STATED PROBLEM - Look below and pull out each line with the word "Materie".

INPUT FOR THIS TASK -
## start
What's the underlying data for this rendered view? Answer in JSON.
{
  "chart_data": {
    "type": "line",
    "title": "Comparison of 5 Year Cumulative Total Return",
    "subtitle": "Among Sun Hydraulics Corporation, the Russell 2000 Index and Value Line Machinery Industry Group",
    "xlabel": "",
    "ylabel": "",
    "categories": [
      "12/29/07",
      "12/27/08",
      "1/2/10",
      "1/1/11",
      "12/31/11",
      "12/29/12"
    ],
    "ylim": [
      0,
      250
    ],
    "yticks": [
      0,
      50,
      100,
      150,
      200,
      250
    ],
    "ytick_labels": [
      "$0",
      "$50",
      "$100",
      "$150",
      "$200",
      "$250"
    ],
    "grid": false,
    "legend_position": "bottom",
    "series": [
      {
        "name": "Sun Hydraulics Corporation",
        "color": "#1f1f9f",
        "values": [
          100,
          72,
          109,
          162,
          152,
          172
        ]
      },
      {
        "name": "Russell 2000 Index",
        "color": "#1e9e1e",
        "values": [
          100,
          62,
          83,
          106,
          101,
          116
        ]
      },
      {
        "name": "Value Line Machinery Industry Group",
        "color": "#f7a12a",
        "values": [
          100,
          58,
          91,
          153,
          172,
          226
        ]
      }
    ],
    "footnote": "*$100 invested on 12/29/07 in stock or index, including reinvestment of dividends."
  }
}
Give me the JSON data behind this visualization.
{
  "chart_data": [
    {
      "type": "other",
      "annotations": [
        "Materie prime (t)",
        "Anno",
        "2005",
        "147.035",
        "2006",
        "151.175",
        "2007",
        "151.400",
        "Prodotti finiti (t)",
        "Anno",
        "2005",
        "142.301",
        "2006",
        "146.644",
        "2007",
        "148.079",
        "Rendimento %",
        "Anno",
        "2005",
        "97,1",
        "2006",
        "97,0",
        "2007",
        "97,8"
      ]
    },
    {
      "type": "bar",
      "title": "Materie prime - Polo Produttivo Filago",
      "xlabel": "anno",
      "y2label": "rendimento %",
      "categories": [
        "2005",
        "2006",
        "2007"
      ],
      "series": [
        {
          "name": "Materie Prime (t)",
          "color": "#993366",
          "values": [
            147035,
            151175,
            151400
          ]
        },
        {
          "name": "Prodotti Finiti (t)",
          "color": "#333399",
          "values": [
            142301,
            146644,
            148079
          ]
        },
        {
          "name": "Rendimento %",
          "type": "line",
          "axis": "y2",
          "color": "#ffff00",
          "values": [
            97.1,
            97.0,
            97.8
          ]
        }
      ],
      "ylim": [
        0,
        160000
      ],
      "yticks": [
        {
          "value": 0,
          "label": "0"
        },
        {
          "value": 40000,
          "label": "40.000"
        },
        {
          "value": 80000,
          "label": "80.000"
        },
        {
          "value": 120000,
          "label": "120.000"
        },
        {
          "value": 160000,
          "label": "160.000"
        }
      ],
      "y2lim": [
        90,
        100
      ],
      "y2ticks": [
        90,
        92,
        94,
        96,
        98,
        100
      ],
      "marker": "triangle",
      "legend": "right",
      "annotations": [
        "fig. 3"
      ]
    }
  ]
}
## end
FINISHED ANSWER -
        "Materie prime (t)",
      "title": "Materie prime - Polo Produttivo Filago",
          "name": "Materie Prime (t)",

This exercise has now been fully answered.